(Collection entries)
★ ★ ★ ★ ★

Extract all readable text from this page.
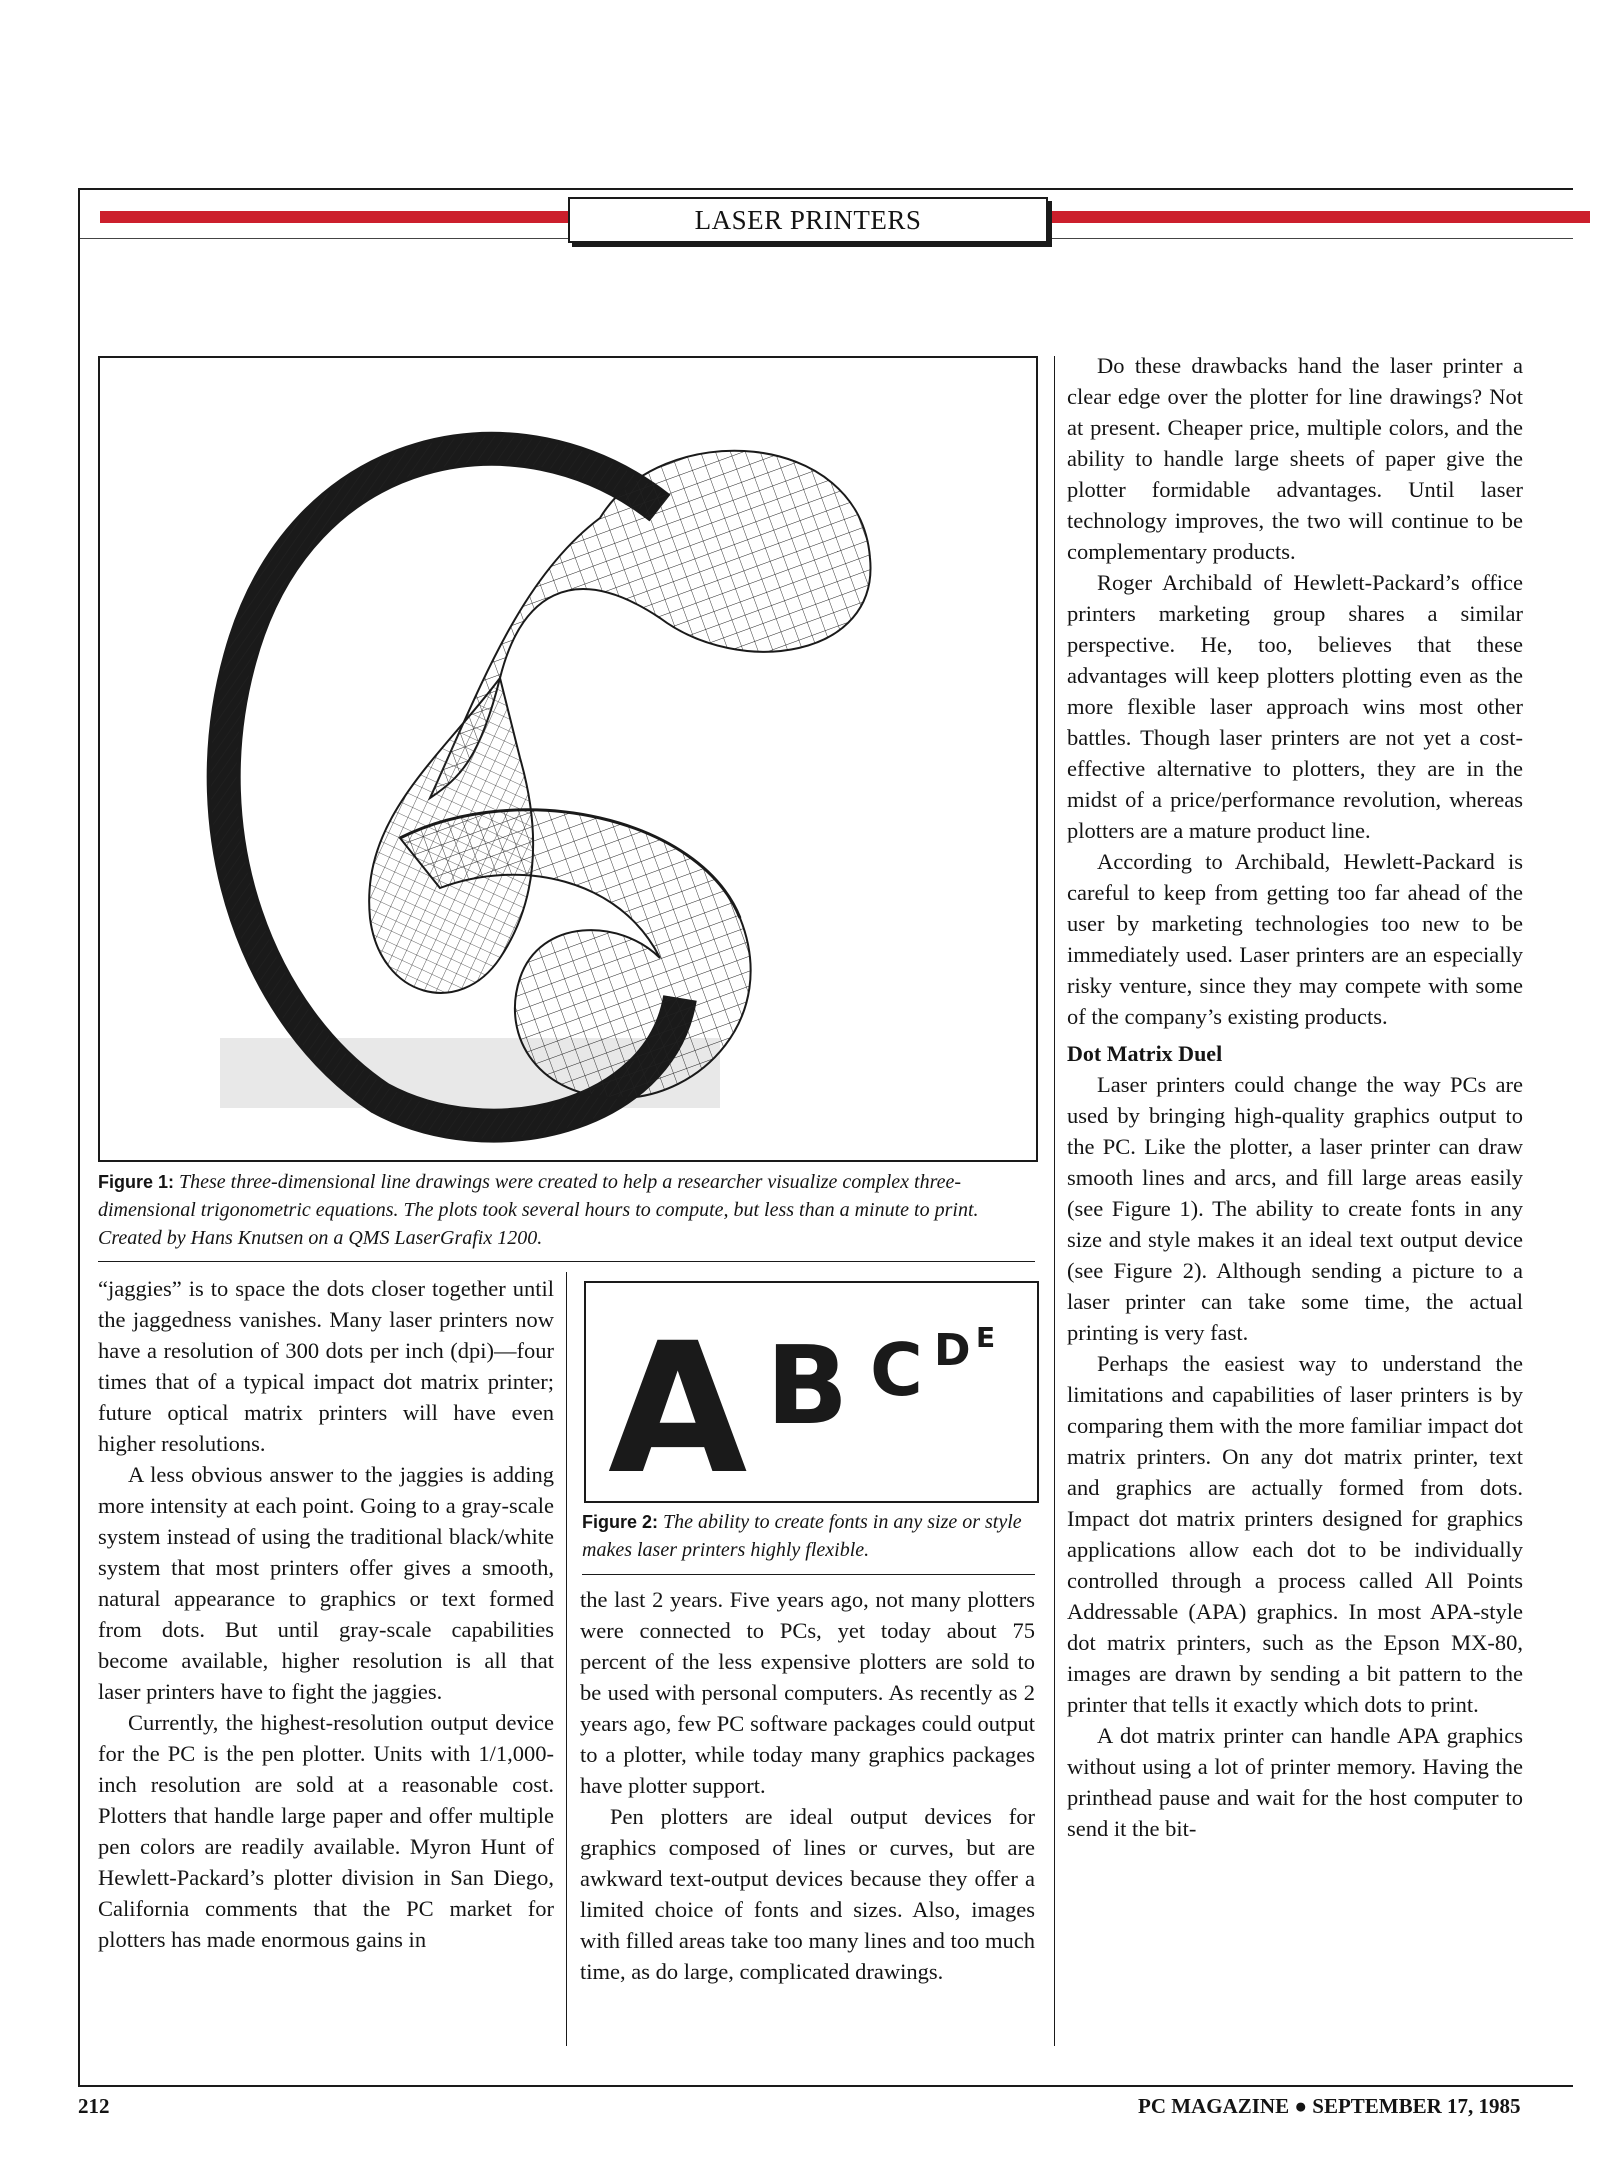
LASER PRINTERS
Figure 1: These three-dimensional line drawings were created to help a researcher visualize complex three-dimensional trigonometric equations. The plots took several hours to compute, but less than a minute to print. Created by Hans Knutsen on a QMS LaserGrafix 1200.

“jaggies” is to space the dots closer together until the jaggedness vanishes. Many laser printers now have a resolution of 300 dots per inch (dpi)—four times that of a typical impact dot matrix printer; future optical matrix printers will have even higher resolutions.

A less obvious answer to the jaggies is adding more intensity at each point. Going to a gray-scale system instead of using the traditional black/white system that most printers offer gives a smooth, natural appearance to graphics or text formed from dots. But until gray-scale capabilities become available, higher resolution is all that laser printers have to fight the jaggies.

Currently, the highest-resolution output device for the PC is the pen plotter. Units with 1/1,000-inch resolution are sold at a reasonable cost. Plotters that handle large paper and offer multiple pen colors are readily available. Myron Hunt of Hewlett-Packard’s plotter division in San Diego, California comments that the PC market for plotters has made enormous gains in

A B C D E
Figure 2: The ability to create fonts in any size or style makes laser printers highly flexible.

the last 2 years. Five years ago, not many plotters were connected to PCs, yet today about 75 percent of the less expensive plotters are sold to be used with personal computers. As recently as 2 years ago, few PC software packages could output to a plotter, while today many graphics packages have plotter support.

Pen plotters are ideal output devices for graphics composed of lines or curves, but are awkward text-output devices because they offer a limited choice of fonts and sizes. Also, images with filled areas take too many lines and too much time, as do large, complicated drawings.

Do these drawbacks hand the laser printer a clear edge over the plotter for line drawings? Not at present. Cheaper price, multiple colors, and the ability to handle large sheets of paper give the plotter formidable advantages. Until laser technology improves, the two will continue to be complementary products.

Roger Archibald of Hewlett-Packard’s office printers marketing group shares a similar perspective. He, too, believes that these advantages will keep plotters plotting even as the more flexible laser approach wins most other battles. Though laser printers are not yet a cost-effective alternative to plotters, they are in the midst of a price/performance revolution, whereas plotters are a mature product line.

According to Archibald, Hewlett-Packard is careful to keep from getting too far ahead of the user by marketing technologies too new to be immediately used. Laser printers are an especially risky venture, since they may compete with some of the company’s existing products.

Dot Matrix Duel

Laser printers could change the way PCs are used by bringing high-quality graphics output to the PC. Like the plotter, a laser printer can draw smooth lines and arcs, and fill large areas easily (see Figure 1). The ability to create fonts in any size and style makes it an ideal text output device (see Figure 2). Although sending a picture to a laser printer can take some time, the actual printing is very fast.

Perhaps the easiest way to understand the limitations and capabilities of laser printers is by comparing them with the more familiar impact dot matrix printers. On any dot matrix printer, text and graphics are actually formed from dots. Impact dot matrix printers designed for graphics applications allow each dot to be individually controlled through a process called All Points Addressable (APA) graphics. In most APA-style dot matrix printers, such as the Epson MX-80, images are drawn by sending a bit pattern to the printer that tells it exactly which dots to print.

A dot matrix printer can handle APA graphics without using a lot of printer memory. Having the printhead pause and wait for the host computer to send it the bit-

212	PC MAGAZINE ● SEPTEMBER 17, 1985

★ ★ ★ ★ ★

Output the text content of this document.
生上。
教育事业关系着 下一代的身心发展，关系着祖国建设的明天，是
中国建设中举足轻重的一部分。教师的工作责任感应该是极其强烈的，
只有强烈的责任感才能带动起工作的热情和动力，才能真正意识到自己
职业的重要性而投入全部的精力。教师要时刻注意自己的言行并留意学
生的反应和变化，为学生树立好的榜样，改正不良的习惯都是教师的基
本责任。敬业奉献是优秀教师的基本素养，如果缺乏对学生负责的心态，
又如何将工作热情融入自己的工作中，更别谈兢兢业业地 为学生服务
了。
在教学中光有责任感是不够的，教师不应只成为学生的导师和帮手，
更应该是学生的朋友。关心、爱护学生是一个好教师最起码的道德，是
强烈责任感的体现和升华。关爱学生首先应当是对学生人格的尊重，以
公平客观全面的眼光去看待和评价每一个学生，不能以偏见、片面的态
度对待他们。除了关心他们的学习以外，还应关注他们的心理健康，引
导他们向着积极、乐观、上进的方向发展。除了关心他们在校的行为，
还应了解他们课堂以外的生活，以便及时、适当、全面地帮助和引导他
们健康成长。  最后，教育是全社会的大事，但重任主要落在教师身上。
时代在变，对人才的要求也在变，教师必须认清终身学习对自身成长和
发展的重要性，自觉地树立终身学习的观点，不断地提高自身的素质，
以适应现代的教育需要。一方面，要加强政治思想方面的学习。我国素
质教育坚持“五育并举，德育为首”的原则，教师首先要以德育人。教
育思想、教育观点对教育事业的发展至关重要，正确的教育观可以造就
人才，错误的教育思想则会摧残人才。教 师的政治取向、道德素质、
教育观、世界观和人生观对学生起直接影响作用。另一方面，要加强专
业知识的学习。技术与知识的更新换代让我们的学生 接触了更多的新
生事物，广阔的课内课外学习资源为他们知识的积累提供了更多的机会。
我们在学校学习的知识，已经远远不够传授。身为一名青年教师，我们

★ ★ ★ ★ ★

In the entries above, find lines with "this" and copy each.

*Result*.
Extract all readable text from this page.
Output the text content of this document.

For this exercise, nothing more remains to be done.